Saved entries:
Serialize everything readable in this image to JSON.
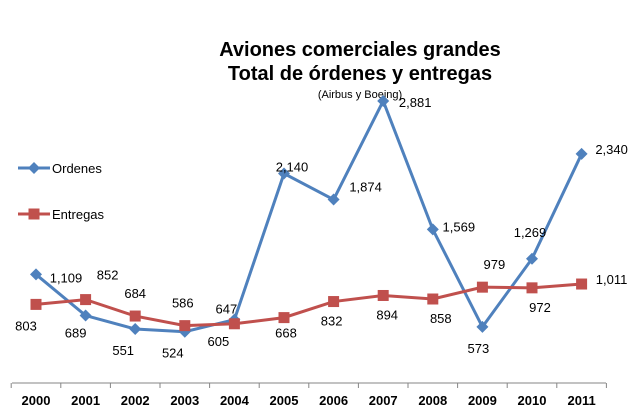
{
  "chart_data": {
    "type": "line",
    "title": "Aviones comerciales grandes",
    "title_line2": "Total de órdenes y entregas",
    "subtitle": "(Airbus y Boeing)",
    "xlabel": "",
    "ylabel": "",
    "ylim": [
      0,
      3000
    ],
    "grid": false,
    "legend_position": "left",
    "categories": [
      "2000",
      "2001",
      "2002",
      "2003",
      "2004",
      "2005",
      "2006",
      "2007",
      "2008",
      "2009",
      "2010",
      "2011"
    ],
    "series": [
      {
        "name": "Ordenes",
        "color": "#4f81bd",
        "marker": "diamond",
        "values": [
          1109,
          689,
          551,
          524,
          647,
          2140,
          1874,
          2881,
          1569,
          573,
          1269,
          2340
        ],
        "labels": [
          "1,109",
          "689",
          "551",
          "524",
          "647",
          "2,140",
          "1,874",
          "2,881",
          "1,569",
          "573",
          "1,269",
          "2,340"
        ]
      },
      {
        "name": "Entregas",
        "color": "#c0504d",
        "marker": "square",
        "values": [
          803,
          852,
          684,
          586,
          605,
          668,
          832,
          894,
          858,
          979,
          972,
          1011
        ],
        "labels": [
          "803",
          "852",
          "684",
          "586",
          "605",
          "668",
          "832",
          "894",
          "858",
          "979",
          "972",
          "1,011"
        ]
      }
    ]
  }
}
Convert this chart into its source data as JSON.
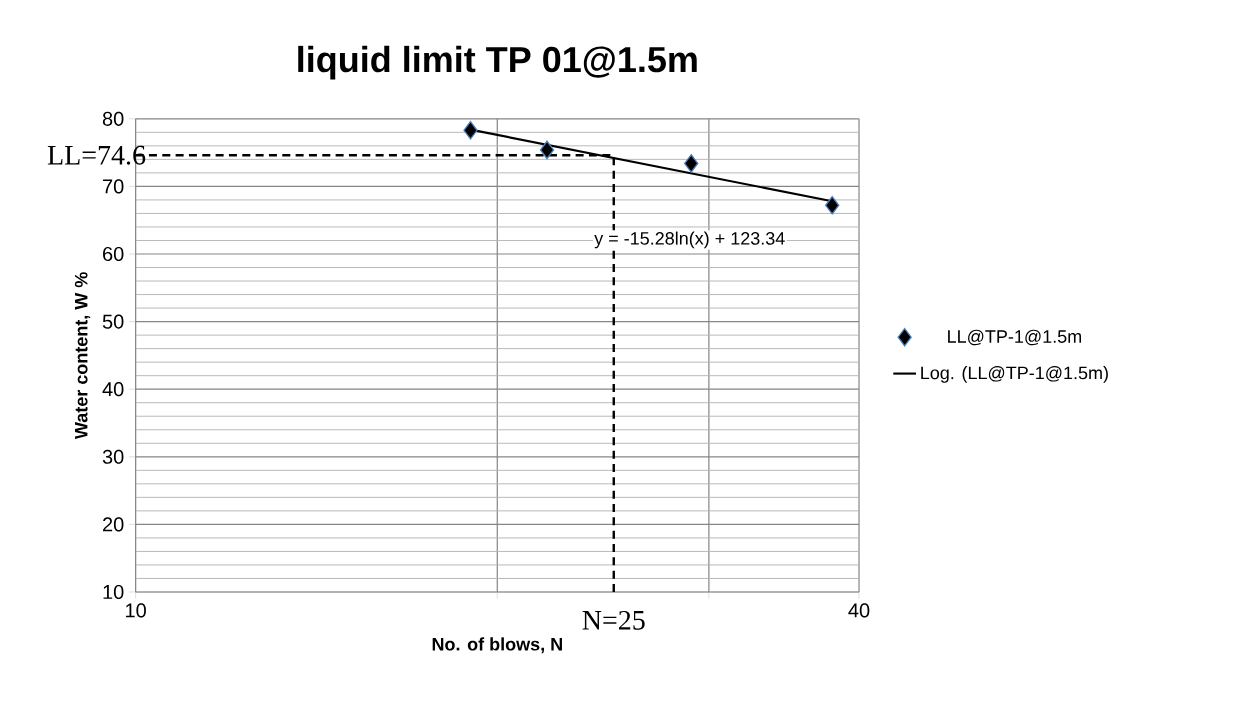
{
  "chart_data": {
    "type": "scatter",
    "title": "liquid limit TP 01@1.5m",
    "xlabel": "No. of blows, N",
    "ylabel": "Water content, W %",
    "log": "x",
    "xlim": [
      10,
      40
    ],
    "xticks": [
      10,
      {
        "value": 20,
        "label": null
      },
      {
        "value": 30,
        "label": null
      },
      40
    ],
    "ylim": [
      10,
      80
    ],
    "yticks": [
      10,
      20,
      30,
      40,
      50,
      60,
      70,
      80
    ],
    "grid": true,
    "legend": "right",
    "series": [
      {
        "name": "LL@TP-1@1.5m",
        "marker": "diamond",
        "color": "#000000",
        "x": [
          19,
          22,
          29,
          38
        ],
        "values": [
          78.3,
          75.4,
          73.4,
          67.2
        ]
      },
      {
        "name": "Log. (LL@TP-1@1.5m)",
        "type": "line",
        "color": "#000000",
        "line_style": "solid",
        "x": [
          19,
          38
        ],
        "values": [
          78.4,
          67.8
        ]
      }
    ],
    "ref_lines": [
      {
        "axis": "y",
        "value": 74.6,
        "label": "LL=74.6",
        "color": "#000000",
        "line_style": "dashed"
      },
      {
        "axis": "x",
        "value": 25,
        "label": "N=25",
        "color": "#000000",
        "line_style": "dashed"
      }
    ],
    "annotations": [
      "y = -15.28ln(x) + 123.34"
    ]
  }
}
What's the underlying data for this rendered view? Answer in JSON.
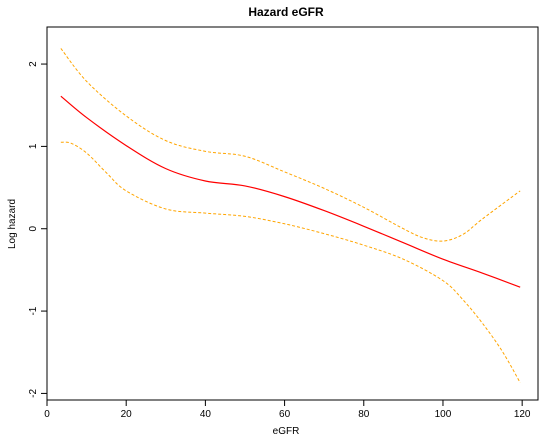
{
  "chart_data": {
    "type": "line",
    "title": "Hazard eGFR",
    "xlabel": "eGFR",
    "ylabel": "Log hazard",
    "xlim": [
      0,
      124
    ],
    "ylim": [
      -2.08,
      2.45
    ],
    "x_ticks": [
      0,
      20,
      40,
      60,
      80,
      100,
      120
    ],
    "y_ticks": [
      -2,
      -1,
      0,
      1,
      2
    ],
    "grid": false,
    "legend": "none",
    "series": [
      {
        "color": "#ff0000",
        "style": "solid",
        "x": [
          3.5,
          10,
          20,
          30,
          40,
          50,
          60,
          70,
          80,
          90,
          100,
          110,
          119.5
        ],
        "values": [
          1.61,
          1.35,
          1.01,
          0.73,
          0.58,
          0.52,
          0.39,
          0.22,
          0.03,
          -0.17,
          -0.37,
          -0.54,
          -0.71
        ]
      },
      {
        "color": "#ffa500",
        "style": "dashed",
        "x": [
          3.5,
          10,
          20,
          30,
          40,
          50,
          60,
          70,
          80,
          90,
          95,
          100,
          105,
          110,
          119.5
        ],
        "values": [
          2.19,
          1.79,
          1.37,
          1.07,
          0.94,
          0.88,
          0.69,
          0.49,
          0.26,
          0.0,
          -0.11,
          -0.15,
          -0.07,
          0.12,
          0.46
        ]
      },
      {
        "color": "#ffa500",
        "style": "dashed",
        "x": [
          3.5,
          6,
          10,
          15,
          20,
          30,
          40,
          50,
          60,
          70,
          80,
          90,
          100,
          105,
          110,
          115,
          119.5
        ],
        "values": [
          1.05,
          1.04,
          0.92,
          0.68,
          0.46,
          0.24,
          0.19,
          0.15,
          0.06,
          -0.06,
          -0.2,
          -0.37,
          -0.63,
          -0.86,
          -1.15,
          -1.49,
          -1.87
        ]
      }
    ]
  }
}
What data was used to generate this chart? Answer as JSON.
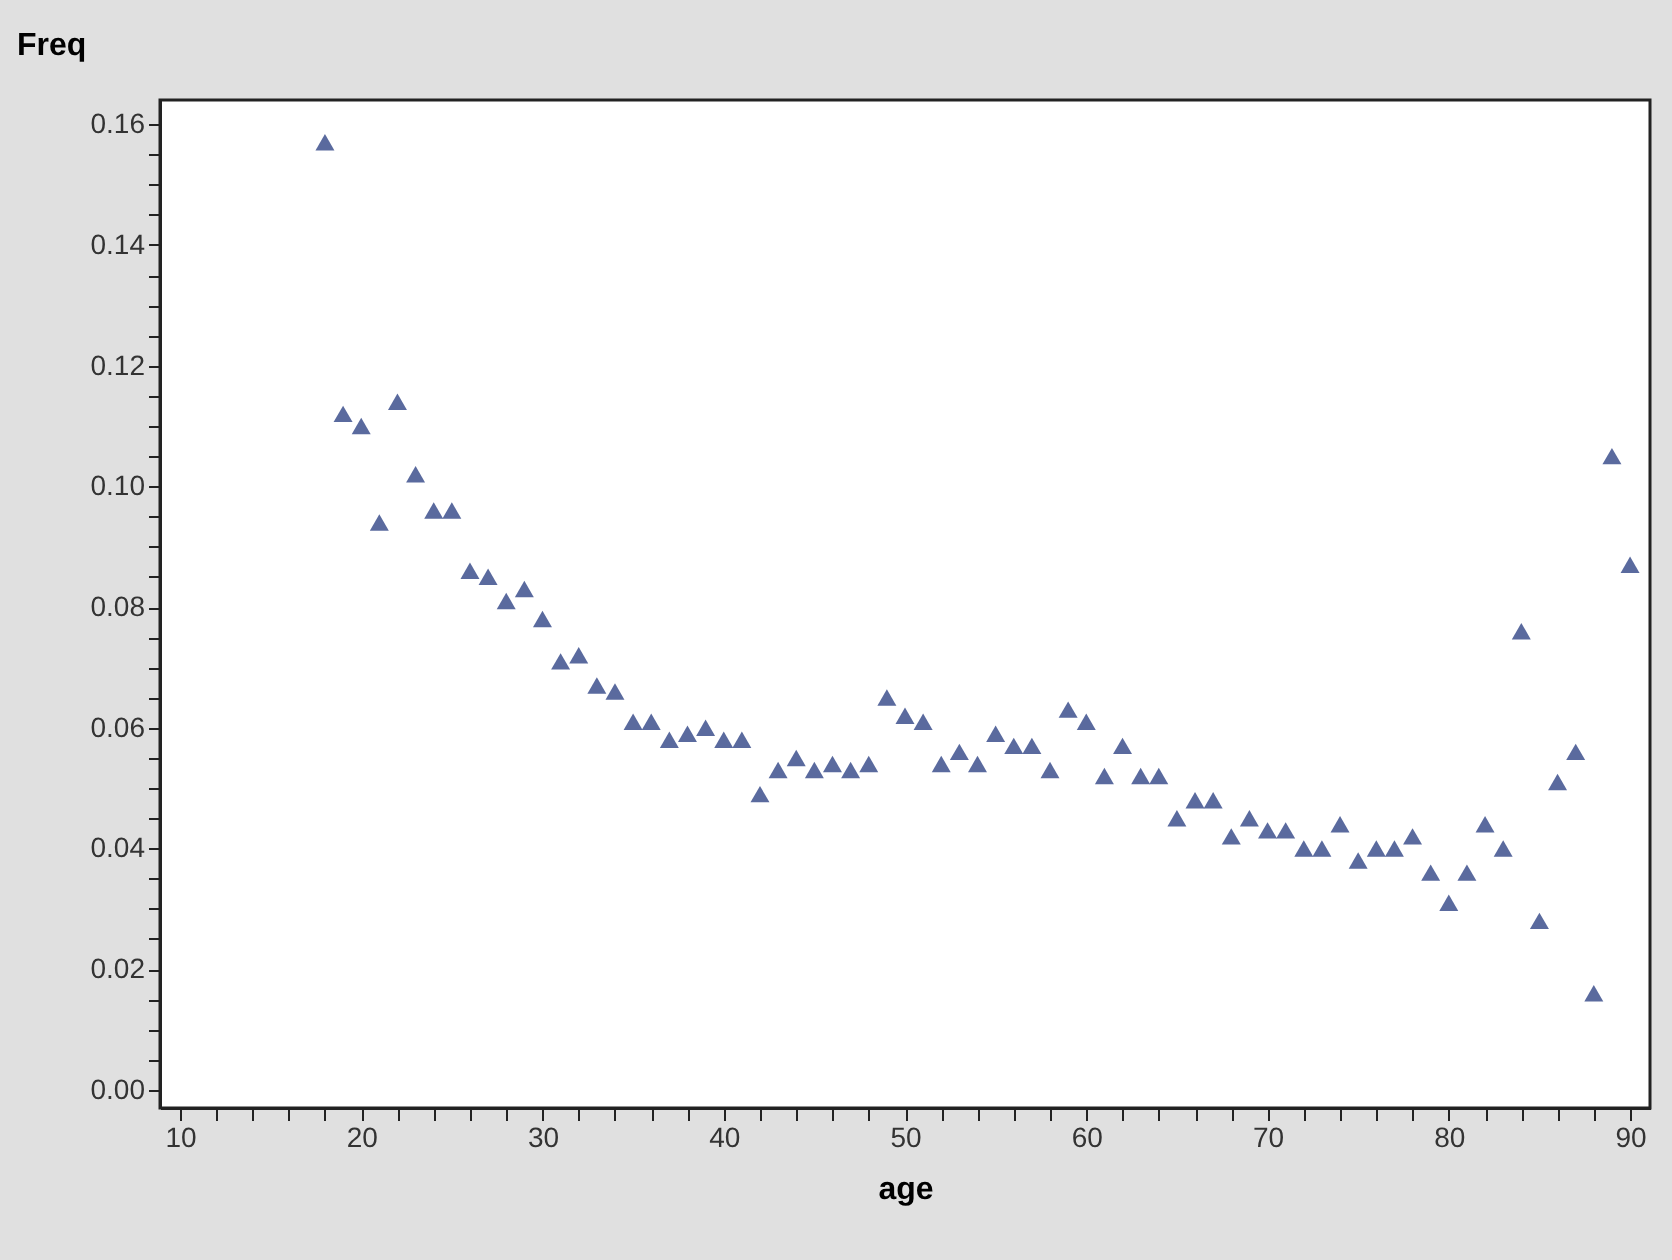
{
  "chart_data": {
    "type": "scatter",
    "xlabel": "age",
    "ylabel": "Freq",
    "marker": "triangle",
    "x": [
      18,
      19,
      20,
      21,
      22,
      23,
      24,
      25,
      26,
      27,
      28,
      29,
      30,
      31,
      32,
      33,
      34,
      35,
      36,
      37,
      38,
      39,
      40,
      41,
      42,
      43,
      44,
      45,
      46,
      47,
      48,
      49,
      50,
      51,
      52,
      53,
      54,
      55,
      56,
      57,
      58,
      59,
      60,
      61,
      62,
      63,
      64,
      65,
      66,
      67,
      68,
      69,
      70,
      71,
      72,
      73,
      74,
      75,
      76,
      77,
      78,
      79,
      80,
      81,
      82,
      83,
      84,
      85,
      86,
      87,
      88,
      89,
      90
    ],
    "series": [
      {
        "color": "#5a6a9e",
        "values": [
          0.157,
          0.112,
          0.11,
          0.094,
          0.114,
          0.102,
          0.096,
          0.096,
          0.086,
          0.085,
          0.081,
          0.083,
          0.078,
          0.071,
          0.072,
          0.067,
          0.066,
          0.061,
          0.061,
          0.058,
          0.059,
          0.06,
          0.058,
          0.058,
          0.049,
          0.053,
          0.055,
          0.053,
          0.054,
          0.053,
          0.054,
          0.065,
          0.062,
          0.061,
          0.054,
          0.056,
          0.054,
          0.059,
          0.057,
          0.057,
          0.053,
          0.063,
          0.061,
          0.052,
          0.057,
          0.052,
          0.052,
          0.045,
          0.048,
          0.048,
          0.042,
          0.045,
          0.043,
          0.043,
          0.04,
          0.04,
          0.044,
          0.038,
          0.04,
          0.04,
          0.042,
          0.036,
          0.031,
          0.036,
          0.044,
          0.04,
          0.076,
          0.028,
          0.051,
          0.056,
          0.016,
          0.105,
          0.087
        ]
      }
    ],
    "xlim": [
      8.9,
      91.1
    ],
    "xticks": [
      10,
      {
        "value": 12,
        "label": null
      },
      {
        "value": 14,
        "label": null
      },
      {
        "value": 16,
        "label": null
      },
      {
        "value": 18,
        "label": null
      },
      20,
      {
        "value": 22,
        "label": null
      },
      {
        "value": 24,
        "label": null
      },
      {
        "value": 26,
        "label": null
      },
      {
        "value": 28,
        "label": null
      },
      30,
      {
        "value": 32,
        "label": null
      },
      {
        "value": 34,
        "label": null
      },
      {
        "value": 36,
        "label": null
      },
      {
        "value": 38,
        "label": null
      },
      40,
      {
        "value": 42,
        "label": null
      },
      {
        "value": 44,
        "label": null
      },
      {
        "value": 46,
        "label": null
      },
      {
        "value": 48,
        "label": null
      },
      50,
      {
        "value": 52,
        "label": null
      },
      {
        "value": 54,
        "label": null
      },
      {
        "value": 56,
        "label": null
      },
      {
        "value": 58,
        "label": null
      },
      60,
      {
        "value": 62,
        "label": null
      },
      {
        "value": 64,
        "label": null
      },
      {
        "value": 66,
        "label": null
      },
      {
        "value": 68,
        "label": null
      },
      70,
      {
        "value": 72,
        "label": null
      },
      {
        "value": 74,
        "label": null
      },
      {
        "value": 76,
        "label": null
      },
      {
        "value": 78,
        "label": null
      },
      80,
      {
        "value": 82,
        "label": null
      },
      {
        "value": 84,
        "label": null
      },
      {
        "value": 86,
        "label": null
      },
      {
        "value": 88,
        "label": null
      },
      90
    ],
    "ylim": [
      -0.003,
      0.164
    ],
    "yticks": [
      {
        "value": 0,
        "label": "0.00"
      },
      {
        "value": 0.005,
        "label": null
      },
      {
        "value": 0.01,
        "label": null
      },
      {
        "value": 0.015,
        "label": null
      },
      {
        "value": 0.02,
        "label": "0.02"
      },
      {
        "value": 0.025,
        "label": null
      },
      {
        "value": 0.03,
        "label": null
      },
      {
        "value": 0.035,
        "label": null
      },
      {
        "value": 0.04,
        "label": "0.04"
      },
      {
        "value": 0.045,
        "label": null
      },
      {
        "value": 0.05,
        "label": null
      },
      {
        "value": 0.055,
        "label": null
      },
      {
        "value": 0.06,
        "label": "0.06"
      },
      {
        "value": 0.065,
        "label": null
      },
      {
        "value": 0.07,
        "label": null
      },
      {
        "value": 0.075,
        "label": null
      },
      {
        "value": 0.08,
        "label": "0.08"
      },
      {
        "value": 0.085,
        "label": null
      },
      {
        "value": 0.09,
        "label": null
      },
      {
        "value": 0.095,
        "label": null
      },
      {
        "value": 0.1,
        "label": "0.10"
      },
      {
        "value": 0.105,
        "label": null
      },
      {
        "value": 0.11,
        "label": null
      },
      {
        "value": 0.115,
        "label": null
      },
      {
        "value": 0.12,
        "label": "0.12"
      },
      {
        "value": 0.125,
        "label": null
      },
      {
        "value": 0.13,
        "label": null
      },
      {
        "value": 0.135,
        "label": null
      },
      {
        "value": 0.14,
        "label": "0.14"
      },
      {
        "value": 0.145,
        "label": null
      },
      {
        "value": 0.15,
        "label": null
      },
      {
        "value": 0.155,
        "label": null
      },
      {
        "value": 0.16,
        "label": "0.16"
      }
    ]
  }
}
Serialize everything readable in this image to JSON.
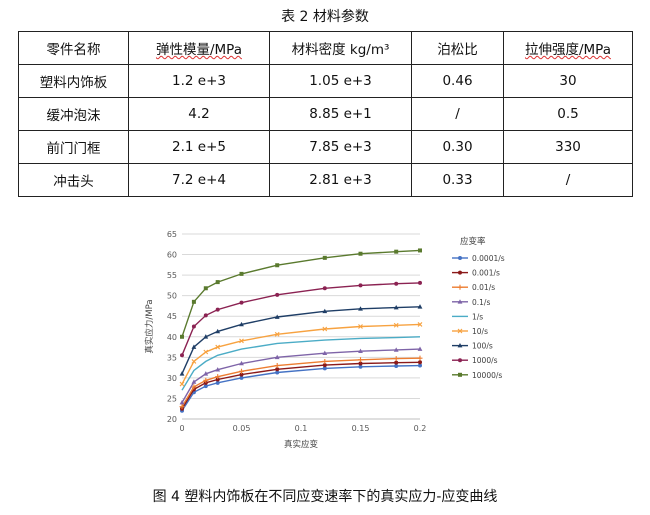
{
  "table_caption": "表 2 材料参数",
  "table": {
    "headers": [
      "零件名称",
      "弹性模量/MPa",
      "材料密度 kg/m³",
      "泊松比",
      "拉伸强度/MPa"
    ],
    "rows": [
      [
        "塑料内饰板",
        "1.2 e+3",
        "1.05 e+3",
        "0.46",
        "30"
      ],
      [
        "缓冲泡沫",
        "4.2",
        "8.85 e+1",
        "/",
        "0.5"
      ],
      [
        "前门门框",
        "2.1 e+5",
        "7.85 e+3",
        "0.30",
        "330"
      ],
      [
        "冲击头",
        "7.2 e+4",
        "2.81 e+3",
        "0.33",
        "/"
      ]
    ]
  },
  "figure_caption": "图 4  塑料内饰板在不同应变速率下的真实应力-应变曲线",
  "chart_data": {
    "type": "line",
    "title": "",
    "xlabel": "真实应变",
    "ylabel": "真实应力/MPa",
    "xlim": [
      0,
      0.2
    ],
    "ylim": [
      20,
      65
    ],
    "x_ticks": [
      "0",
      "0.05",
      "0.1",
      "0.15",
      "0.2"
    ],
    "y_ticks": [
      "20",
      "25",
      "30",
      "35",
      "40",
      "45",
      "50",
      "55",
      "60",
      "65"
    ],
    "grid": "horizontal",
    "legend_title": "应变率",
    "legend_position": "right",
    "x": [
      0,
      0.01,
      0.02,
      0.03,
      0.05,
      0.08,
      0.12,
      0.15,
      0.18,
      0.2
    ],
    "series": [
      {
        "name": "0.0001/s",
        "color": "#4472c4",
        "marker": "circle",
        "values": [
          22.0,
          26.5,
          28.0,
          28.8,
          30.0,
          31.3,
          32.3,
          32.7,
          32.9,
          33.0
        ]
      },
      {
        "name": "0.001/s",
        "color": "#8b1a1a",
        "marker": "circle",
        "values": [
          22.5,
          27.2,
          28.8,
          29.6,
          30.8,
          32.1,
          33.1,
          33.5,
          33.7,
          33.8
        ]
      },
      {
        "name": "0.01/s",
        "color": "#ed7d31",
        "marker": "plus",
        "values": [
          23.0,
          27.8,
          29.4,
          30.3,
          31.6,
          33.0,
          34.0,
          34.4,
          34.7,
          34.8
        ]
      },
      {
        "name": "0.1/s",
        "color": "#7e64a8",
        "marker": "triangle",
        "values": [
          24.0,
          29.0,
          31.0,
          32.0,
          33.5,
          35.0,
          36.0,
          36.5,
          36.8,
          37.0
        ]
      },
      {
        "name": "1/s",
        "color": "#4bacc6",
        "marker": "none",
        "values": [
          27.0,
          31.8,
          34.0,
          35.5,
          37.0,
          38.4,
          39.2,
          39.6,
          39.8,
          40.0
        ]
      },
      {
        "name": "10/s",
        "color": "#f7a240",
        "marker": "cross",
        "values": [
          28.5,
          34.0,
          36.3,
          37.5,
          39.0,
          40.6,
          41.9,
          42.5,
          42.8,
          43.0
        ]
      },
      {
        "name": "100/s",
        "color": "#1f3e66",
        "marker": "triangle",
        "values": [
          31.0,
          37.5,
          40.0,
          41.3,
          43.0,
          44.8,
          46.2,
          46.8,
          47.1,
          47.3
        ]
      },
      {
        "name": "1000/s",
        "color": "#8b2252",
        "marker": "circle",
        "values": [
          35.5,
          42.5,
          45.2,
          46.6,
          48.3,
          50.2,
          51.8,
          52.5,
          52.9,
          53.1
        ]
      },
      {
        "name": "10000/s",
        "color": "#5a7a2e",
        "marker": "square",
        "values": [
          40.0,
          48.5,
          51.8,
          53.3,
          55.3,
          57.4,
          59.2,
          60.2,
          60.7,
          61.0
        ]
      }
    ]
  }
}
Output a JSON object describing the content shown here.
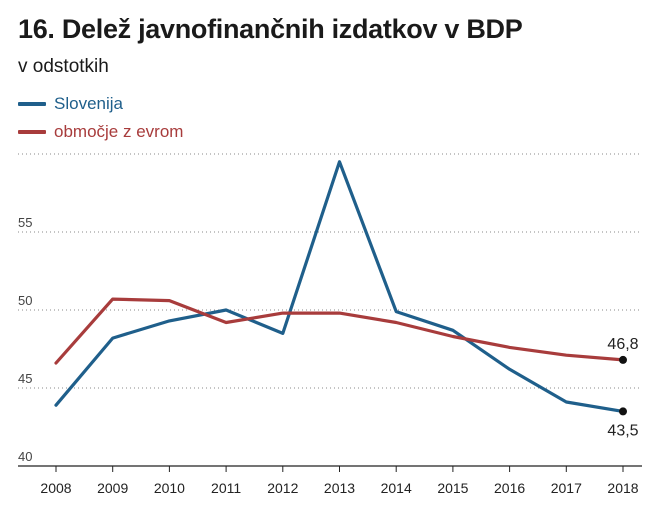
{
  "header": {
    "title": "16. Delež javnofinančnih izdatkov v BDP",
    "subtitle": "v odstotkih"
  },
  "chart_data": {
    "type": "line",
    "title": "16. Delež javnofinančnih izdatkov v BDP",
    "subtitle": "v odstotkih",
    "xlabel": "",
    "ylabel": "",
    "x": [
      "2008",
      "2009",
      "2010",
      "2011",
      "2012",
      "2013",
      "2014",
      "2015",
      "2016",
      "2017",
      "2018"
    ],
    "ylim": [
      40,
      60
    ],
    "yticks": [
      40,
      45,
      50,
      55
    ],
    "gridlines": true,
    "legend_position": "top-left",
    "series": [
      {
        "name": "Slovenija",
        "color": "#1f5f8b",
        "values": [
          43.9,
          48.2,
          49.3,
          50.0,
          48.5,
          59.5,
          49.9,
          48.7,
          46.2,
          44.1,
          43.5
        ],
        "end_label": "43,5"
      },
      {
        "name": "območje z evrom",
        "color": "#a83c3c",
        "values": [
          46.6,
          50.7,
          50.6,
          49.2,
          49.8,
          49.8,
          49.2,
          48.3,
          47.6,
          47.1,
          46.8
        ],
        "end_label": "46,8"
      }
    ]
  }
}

### [THE PROBLEM]
From the entries above, copy every line containing the word "right".

### [THE ANSWER]
    "legend": "right",
    "legend_position": "right",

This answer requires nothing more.